Data for this exercise —

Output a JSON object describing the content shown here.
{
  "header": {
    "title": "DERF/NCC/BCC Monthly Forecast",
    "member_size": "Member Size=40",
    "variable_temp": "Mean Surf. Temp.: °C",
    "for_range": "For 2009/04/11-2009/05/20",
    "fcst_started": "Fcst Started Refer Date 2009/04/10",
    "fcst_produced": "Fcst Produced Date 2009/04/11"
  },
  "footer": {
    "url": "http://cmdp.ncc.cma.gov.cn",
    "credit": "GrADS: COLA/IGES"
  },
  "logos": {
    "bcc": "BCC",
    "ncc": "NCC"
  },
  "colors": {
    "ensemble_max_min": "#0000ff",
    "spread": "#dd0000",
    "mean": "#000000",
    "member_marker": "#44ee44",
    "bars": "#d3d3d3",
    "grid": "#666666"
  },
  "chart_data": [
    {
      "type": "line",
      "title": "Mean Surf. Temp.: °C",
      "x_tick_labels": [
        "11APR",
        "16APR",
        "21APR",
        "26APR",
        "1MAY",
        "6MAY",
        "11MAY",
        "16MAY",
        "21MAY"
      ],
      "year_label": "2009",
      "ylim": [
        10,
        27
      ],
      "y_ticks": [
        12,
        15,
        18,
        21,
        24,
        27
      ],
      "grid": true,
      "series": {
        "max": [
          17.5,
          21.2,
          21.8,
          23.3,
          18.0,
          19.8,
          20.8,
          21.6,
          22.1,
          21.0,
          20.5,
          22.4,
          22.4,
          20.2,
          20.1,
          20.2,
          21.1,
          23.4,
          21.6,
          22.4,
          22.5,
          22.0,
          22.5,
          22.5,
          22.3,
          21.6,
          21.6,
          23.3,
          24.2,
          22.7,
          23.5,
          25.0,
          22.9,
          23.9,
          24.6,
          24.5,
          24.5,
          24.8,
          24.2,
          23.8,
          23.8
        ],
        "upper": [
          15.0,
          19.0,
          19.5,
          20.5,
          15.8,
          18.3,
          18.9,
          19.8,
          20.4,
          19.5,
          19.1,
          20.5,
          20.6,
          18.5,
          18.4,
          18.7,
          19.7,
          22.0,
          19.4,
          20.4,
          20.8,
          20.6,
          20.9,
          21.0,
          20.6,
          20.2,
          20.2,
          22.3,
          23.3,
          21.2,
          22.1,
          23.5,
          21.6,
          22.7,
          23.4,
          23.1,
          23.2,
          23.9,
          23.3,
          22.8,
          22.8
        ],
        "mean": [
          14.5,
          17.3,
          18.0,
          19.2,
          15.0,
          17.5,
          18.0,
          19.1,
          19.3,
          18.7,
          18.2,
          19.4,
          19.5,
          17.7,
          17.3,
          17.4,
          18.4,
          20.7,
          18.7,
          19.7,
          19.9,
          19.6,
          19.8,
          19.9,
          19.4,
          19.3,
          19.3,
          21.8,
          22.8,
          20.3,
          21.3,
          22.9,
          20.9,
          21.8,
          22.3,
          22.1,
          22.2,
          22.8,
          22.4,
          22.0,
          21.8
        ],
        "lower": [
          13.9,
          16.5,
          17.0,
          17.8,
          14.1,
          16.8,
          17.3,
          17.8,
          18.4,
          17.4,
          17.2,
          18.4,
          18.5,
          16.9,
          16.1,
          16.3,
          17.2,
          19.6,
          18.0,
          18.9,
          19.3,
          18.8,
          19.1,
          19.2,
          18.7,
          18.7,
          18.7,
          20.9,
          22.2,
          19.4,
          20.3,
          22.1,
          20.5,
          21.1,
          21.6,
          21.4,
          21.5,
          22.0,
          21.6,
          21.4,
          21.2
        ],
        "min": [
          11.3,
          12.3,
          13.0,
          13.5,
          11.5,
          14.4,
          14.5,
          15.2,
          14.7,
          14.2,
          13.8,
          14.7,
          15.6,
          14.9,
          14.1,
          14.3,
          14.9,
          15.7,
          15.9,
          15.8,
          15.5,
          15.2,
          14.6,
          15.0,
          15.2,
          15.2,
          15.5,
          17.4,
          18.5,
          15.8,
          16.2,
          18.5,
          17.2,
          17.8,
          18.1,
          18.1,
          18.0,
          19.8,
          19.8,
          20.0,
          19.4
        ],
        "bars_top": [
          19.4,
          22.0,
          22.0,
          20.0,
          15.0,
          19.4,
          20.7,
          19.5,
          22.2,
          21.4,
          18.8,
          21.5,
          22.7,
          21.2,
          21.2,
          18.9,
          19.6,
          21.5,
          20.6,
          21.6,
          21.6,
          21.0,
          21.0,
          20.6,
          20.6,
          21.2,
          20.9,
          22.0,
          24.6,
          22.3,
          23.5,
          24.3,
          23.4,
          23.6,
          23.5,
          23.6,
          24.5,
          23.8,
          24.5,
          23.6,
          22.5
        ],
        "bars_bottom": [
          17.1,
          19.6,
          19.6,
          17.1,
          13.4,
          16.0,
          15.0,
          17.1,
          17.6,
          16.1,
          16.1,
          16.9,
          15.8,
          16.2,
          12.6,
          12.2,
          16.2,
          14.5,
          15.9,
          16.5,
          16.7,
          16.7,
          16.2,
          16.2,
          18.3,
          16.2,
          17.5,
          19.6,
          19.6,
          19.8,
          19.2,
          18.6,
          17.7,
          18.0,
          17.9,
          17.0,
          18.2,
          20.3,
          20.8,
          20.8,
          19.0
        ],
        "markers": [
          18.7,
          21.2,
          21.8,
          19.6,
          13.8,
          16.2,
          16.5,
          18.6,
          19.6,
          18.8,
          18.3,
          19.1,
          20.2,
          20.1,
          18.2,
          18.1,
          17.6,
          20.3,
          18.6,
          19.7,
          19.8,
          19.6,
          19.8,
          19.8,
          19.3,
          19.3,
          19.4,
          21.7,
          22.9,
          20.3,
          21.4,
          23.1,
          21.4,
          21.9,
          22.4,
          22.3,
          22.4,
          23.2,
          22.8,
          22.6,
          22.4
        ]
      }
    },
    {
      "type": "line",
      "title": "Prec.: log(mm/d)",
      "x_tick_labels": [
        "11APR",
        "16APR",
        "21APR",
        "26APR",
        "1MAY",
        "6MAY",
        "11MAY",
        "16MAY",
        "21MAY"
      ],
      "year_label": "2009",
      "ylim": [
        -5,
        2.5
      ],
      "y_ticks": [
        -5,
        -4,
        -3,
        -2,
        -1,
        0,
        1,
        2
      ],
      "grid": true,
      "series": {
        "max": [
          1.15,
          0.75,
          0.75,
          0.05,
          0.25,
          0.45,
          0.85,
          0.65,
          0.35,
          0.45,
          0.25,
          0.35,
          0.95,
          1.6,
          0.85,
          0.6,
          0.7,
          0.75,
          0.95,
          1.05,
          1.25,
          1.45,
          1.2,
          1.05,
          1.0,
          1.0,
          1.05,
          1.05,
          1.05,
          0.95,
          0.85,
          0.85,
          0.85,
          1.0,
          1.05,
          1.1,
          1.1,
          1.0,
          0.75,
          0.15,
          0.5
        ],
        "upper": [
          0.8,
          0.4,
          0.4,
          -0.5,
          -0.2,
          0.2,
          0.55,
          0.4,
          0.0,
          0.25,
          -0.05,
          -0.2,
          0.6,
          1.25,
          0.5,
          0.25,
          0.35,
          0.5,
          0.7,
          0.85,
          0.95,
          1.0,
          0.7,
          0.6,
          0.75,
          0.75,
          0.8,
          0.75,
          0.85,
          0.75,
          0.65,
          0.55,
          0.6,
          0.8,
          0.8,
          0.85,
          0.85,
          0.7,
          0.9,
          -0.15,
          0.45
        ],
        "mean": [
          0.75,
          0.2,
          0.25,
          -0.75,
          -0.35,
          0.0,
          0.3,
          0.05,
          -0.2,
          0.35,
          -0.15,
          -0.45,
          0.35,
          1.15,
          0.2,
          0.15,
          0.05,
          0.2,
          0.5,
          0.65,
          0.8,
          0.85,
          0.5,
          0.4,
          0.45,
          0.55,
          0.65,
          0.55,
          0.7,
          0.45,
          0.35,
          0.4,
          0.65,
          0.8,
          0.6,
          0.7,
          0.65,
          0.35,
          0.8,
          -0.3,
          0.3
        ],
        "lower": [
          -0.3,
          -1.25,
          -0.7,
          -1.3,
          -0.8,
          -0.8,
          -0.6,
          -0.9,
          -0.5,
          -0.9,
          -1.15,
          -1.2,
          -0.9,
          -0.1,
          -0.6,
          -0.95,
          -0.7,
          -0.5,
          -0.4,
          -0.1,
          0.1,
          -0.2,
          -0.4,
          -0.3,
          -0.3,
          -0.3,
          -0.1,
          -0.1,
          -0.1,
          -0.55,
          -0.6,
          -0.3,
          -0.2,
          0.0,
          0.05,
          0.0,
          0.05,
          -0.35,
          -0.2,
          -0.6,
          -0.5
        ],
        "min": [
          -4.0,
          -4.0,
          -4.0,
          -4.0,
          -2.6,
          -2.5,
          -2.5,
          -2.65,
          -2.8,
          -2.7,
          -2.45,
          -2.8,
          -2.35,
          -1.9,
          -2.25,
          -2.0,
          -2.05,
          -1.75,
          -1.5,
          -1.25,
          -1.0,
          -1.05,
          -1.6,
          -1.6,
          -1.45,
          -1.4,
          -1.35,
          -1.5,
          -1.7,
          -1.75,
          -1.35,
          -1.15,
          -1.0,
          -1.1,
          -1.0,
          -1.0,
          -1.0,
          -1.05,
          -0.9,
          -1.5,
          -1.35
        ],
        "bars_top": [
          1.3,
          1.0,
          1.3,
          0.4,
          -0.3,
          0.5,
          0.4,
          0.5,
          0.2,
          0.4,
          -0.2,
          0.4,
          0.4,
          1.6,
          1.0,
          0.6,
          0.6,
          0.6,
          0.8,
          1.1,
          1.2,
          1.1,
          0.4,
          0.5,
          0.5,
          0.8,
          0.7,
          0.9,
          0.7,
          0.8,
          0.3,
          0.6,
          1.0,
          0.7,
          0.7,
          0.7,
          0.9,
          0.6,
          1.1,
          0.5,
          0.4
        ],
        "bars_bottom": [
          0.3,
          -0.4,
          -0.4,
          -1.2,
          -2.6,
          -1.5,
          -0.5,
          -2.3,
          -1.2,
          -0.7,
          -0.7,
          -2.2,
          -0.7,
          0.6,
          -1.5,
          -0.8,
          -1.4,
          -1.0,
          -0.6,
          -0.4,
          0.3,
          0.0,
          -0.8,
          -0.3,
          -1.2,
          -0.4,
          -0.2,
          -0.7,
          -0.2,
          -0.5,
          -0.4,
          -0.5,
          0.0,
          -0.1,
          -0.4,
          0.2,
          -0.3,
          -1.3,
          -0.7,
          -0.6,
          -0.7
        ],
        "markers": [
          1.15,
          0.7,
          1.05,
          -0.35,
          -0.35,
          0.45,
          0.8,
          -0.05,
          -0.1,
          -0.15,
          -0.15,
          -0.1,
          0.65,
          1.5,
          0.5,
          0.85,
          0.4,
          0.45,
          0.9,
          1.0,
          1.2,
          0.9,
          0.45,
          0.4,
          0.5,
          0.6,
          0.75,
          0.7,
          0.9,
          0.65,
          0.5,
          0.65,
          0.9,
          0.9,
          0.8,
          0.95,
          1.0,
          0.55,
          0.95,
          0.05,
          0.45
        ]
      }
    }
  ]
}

Direction — Within the material above, find the lines that contain the word "Surf"; copy them.

Written response —
    "variable_temp": "Mean Surf. Temp.: °C",
      "title": "Mean Surf. Temp.: °C",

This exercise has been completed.